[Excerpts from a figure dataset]

——

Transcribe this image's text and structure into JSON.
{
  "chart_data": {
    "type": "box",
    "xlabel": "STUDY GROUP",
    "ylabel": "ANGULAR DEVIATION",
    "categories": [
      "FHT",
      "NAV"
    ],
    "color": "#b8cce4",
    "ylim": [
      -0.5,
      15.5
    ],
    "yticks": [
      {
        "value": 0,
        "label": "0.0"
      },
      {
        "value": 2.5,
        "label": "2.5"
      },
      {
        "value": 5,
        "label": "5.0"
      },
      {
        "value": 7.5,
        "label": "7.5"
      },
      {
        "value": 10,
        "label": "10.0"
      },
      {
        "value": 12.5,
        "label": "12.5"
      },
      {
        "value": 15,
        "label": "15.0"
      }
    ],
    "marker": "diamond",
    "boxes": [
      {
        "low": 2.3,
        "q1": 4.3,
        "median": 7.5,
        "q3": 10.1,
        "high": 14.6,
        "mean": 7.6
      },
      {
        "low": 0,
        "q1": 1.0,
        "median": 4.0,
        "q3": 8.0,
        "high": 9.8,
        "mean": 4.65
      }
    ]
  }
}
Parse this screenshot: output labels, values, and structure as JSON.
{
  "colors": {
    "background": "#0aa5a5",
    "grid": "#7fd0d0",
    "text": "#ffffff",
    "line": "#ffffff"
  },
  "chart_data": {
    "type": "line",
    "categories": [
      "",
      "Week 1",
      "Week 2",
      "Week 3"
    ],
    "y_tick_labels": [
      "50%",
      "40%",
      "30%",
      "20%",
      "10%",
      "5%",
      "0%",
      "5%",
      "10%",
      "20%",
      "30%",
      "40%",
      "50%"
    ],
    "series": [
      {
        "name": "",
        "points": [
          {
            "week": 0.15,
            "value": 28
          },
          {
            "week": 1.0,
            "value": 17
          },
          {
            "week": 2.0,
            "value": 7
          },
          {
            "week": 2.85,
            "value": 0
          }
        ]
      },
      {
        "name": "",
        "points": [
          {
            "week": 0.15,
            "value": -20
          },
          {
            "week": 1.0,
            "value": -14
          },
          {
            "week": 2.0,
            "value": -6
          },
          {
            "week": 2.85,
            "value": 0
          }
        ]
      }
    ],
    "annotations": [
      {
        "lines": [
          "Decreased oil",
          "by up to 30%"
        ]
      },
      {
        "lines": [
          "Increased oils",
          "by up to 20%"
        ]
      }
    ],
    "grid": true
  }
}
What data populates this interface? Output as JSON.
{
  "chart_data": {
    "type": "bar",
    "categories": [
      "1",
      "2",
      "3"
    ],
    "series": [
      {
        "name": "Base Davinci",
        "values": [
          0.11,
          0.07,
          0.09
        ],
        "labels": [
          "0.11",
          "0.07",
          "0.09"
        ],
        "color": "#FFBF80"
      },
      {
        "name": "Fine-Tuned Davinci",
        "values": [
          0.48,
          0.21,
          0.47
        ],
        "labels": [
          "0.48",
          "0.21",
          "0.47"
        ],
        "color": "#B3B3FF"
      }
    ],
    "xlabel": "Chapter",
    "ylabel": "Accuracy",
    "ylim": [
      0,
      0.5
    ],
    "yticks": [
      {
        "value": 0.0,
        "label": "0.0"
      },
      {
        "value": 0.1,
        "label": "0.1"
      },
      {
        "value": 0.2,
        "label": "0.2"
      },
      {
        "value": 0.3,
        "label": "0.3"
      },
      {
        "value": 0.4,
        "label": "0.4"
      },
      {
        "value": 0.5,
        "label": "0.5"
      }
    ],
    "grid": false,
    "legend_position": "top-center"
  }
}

——

** EXERCISE OBJECTIVE **
Make a copy of each line that contains the string "this".

** OUTPUT OF THE TASK **
Transcribe this image's text and structure into JSON.
Parse this screenshot: output labels, values, and structure as JSON.
What data populates this interface? Output as JSON.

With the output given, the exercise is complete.